Recorded data:
══════════

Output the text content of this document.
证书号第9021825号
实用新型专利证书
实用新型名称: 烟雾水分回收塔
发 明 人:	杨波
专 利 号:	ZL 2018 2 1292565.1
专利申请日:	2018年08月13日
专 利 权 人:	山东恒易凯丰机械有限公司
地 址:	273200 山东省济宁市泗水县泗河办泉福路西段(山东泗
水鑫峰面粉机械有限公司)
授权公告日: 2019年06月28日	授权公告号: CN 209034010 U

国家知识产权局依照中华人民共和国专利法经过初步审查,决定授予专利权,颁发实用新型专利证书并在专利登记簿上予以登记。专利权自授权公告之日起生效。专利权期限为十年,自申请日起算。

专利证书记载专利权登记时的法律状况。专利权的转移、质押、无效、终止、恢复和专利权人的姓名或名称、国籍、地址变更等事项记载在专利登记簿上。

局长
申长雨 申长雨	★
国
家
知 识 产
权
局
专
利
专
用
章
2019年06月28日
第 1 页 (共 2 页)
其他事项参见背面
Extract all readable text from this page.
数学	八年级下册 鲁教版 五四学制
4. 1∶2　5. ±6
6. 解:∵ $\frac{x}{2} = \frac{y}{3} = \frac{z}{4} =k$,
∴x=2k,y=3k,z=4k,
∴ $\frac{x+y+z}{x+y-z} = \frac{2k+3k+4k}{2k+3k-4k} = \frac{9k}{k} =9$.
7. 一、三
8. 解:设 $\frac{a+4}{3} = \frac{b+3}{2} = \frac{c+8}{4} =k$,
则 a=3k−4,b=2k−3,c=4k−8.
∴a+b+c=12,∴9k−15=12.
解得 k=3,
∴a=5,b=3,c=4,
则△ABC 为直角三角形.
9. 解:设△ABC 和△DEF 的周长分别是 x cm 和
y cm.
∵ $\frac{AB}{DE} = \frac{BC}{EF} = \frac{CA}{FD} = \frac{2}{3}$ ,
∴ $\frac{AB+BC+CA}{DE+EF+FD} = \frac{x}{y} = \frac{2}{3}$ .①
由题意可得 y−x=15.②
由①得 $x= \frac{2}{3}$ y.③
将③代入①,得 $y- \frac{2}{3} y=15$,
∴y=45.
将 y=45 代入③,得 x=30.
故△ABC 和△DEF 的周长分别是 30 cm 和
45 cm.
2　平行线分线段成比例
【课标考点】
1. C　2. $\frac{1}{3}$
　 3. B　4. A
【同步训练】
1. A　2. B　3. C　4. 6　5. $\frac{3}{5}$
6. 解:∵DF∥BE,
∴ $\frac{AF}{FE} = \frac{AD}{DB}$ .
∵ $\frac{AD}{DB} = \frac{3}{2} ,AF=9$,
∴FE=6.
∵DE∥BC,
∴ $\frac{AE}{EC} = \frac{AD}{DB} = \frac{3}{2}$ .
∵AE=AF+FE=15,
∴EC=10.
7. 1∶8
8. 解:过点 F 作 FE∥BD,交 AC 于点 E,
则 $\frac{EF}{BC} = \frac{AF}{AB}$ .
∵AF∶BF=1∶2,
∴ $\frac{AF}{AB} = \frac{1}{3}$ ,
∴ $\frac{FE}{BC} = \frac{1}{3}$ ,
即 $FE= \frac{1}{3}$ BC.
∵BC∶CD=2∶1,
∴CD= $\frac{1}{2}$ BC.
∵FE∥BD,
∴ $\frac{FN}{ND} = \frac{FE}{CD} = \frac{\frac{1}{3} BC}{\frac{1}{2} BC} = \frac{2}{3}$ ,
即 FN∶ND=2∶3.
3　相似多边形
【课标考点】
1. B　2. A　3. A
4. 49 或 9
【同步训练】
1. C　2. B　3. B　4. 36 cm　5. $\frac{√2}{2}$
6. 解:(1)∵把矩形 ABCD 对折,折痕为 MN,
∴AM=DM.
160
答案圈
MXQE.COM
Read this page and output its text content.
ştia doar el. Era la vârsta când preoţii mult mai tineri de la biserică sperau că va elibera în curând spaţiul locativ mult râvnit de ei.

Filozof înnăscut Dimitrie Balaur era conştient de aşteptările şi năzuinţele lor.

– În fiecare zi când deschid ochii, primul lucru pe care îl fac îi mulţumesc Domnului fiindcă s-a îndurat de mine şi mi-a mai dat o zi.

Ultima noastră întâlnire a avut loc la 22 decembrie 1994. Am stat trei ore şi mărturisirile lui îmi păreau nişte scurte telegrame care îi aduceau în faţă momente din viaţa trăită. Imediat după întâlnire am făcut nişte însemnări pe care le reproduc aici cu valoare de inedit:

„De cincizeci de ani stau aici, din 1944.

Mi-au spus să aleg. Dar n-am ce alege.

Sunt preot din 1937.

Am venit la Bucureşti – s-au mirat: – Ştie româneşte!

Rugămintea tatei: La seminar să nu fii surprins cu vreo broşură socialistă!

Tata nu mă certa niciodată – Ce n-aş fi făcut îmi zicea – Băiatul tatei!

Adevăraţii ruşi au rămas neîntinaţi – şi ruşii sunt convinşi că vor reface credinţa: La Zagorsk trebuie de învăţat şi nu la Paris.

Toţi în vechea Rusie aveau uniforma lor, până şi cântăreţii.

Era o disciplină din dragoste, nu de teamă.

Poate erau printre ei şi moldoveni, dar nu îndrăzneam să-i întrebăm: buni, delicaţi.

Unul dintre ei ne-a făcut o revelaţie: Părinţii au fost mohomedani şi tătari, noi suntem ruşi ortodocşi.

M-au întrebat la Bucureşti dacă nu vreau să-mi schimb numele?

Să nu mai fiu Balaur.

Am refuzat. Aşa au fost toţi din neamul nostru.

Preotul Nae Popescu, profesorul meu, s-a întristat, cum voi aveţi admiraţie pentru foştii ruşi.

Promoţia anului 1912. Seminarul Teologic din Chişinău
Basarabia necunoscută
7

══════════

WRITTEN REQUEST: Extract each line holding the string "fost".

CORRECT RESULT:
Unul dintre ei ne-a făcut o revelaţie: Părinţii au fost mohomedani şi tătari, noi suntem ruşi ortodocşi.
Am refuzat. Aşa au fost toţi din neamul nostru.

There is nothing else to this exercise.